**SUPPLIED DATA**
◆ ◆ ◆ ◆ ◆ ◆ ◆

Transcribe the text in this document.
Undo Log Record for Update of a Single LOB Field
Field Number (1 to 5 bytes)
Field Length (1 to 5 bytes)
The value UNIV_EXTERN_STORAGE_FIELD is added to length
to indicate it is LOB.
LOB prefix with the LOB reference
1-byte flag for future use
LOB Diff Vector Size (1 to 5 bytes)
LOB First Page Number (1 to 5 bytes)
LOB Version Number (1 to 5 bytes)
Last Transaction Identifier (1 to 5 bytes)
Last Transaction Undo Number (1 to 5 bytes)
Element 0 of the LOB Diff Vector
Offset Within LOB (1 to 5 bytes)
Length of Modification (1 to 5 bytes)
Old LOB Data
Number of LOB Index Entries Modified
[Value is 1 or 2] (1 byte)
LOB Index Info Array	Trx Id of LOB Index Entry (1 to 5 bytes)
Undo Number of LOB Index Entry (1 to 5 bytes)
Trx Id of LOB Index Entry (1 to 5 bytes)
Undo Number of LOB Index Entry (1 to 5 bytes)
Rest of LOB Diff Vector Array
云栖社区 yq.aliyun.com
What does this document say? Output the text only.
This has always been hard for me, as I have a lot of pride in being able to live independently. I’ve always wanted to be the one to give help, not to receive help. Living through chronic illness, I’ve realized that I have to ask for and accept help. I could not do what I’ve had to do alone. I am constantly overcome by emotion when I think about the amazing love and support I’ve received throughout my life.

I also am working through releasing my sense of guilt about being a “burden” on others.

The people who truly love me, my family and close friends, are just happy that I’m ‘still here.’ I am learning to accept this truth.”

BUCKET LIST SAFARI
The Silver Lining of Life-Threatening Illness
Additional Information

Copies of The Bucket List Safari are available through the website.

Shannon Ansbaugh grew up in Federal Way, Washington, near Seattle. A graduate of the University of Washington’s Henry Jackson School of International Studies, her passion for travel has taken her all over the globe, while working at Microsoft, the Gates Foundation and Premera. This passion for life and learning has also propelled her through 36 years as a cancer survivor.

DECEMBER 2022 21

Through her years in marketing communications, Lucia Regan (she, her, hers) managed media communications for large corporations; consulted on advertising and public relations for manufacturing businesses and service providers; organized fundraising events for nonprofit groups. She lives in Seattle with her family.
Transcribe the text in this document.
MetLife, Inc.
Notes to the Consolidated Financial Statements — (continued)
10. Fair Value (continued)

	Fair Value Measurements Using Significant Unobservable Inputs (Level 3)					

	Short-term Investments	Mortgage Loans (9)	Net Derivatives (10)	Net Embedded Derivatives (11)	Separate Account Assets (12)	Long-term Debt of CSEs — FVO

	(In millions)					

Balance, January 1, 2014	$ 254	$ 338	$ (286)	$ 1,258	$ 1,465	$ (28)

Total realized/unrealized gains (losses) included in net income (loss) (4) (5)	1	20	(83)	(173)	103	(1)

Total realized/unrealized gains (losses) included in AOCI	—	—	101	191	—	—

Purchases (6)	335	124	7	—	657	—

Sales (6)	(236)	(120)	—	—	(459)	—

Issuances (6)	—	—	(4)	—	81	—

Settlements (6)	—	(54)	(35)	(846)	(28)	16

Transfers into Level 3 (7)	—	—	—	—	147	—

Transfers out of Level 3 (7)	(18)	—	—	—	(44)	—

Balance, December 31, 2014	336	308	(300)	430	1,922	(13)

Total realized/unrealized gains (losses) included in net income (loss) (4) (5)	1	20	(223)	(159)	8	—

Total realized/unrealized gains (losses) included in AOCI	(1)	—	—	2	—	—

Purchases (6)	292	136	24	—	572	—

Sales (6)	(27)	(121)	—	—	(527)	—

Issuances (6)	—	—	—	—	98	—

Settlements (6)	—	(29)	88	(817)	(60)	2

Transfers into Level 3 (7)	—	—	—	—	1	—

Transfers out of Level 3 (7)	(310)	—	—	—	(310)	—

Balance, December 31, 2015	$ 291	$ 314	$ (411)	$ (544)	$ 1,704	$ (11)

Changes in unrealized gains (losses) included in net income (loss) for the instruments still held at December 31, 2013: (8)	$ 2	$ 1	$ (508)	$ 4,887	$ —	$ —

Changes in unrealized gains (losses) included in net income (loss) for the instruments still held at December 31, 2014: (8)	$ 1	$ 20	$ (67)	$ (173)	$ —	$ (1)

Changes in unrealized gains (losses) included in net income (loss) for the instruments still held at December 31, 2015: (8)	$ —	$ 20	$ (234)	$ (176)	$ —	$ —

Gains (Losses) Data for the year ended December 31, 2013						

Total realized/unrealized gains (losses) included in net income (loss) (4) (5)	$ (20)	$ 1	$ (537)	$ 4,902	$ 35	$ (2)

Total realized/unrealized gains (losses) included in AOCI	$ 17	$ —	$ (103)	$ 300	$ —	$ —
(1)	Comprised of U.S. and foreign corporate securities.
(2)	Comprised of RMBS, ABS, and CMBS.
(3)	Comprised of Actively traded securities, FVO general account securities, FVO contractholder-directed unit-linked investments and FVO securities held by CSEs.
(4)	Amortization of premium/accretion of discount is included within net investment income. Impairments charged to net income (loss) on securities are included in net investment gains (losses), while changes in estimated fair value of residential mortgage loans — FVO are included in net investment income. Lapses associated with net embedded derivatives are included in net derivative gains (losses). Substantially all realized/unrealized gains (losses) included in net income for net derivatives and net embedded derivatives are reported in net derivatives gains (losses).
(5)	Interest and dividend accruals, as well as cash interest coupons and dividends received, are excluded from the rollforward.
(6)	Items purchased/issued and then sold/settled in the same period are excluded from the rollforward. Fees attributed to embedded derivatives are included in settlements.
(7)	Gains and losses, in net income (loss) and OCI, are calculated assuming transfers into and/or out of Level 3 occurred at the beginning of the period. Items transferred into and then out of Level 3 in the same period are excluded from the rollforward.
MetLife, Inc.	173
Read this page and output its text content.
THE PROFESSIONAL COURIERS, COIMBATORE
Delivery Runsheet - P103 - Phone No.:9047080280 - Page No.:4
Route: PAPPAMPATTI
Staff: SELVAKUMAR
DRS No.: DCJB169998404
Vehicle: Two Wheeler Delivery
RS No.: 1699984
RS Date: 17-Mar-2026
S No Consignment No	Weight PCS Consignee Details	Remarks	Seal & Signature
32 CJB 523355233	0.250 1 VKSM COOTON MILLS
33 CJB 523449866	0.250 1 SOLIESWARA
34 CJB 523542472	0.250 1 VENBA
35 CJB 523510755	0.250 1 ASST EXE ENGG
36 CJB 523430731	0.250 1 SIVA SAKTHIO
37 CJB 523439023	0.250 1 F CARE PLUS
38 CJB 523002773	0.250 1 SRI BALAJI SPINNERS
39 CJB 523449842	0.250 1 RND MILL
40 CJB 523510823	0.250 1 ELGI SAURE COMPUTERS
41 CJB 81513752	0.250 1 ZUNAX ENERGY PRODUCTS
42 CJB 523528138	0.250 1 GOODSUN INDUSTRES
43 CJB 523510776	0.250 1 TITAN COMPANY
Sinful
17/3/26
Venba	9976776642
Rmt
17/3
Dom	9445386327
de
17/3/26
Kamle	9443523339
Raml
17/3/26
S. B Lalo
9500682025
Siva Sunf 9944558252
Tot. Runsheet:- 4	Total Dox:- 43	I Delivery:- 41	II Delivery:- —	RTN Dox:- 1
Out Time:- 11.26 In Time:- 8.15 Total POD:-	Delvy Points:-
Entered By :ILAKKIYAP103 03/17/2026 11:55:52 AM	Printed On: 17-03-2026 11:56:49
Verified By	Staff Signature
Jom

◆ ◆ ◆ ◆ ◆ ◆ ◆

**TASK**
Exactly reproduce every line of the records.

**EXERCISE ANSWER**
Transcribe the text in this document.
Undo Log Record for Update of a Single LOB Field
Field Number (1 to 5 bytes)
Field Length (1 to 5 bytes)
The value UNIV_EXTERN_STORAGE_FIELD is added to length
to indicate it is LOB.
LOB prefix with the LOB reference
1-byte flag for future use
LOB Diff Vector Size (1 to 5 bytes)
LOB First Page Number (1 to 5 bytes)
LOB Version Number (1 to 5 bytes)
Last Transaction Identifier (1 to 5 bytes)
Last Transaction Undo Number (1 to 5 bytes)
Element 0 of the LOB Diff Vector
Offset Within LOB (1 to 5 bytes)
Length of Modification (1 to 5 bytes)
Old LOB Data
Number of LOB Index Entries Modified
[Value is 1 or 2] (1 byte)
LOB Index Info Array	Trx Id of LOB Index Entry (1 to 5 bytes)
Undo Number of LOB Index Entry (1 to 5 bytes)
Trx Id of LOB Index Entry (1 to 5 bytes)
Undo Number of LOB Index Entry (1 to 5 bytes)
Rest of LOB Diff Vector Array
云栖社区 yq.aliyun.com
What does this document say? Output the text only.
This has always been hard for me, as I have a lot of pride in being able to live independently. I’ve always wanted to be the one to give help, not to receive help. Living through chronic illness, I’ve realized that I have to ask for and accept help. I could not do what I’ve had to do alone. I am constantly overcome by emotion when I think about the amazing love and support I’ve received throughout my life.

I also am working through releasing my sense of guilt about being a “burden” on others.

The people who truly love me, my family and close friends, are just happy that I’m ‘still here.’ I am learning to accept this truth.”

BUCKET LIST SAFARI
The Silver Lining of Life-Threatening Illness
Additional Information

Copies of The Bucket List Safari are available through the website.

Shannon Ansbaugh grew up in Federal Way, Washington, near Seattle. A graduate of the University of Washington’s Henry Jackson School of International Studies, her passion for travel has taken her all over the globe, while working at Microsoft, the Gates Foundation and Premera. This passion for life and learning has also propelled her through 36 years as a cancer survivor.

DECEMBER 2022 21

Through her years in marketing communications, Lucia Regan (she, her, hers) managed media communications for large corporations; consulted on advertising and public relations for manufacturing businesses and service providers; organized fundraising events for nonprofit groups. She lives in Seattle with her family.
Transcribe the text in this document.
MetLife, Inc.
Notes to the Consolidated Financial Statements — (continued)
10. Fair Value (continued)

	Fair Value Measurements Using Significant Unobservable Inputs (Level 3)					

	Short-term Investments	Mortgage Loans (9)	Net Derivatives (10)	Net Embedded Derivatives (11)	Separate Account Assets (12)	Long-term Debt of CSEs — FVO

	(In millions)					

Balance, January 1, 2014	$ 254	$ 338	$ (286)	$ 1,258	$ 1,465	$ (28)

Total realized/unrealized gains (losses) included in net income (loss) (4) (5)	1	20	(83)	(173)	103	(1)

Total realized/unrealized gains (losses) included in AOCI	—	—	101	191	—	—

Purchases (6)	335	124	7	—	657	—

Sales (6)	(236)	(120)	—	—	(459)	—

Issuances (6)	—	—	(4)	—	81	—

Settlements (6)	—	(54)	(35)	(846)	(28)	16

Transfers into Level 3 (7)	—	—	—	—	147	—

Transfers out of Level 3 (7)	(18)	—	—	—	(44)	—

Balance, December 31, 2014	336	308	(300)	430	1,922	(13)

Total realized/unrealized gains (losses) included in net income (loss) (4) (5)	1	20	(223)	(159)	8	—

Total realized/unrealized gains (losses) included in AOCI	(1)	—	—	2	—	—

Purchases (6)	292	136	24	—	572	—

Sales (6)	(27)	(121)	—	—	(527)	—

Issuances (6)	—	—	—	—	98	—

Settlements (6)	—	(29)	88	(817)	(60)	2

Transfers into Level 3 (7)	—	—	—	—	1	—

Transfers out of Level 3 (7)	(310)	—	—	—	(310)	—

Balance, December 31, 2015	$ 291	$ 314	$ (411)	$ (544)	$ 1,704	$ (11)

Changes in unrealized gains (losses) included in net income (loss) for the instruments still held at December 31, 2013: (8)	$ 2	$ 1	$ (508)	$ 4,887	$ —	$ —

Changes in unrealized gains (losses) included in net income (loss) for the instruments still held at December 31, 2014: (8)	$ 1	$ 20	$ (67)	$ (173)	$ —	$ (1)

Changes in unrealized gains (losses) included in net income (loss) for the instruments still held at December 31, 2015: (8)	$ —	$ 20	$ (234)	$ (176)	$ —	$ —

Gains (Losses) Data for the year ended December 31, 2013						

Total realized/unrealized gains (losses) included in net income (loss) (4) (5)	$ (20)	$ 1	$ (537)	$ 4,902	$ 35	$ (2)

Total realized/unrealized gains (losses) included in AOCI	$ 17	$ —	$ (103)	$ 300	$ —	$ —
(1)	Comprised of U.S. and foreign corporate securities.
(2)	Comprised of RMBS, ABS, and CMBS.
(3)	Comprised of Actively traded securities, FVO general account securities, FVO contractholder-directed unit-linked investments and FVO securities held by CSEs.
(4)	Amortization of premium/accretion of discount is included within net investment income. Impairments charged to net income (loss) on securities are included in net investment gains (losses), while changes in estimated fair value of residential mortgage loans — FVO are included in net investment income. Lapses associated with net embedded derivatives are included in net derivative gains (losses). Substantially all realized/unrealized gains (losses) included in net income for net derivatives and net embedded derivatives are reported in net derivatives gains (losses).
(5)	Interest and dividend accruals, as well as cash interest coupons and dividends received, are excluded from the rollforward.
(6)	Items purchased/issued and then sold/settled in the same period are excluded from the rollforward. Fees attributed to embedded derivatives are included in settlements.
(7)	Gains and losses, in net income (loss) and OCI, are calculated assuming transfers into and/or out of Level 3 occurred at the beginning of the period. Items transferred into and then out of Level 3 in the same period are excluded from the rollforward.
MetLife, Inc.	173
Read this page and output its text content.
THE PROFESSIONAL COURIERS, COIMBATORE
Delivery Runsheet - P103 - Phone No.:9047080280 - Page No.:4
Route: PAPPAMPATTI
Staff: SELVAKUMAR
DRS No.: DCJB169998404
Vehicle: Two Wheeler Delivery
RS No.: 1699984
RS Date: 17-Mar-2026
S No Consignment No	Weight PCS Consignee Details	Remarks	Seal & Signature
32 CJB 523355233	0.250 1 VKSM COOTON MILLS
33 CJB 523449866	0.250 1 SOLIESWARA
34 CJB 523542472	0.250 1 VENBA
35 CJB 523510755	0.250 1 ASST EXE ENGG
36 CJB 523430731	0.250 1 SIVA SAKTHIO
37 CJB 523439023	0.250 1 F CARE PLUS
38 CJB 523002773	0.250 1 SRI BALAJI SPINNERS
39 CJB 523449842	0.250 1 RND MILL
40 CJB 523510823	0.250 1 ELGI SAURE COMPUTERS
41 CJB 81513752	0.250 1 ZUNAX ENERGY PRODUCTS
42 CJB 523528138	0.250 1 GOODSUN INDUSTRES
43 CJB 523510776	0.250 1 TITAN COMPANY
Sinful
17/3/26
Venba	9976776642
Rmt
17/3
Dom	9445386327
de
17/3/26
Kamle	9443523339
Raml
17/3/26
S. B Lalo
9500682025
Siva Sunf 9944558252
Tot. Runsheet:- 4	Total Dox:- 43	I Delivery:- 41	II Delivery:- —	RTN Dox:- 1
Out Time:- 11.26 In Time:- 8.15 Total POD:-	Delvy Points:-
Entered By :ILAKKIYAP103 03/17/2026 11:55:52 AM	Printed On: 17-03-2026 11:56:49
Verified By	Staff Signature
Jom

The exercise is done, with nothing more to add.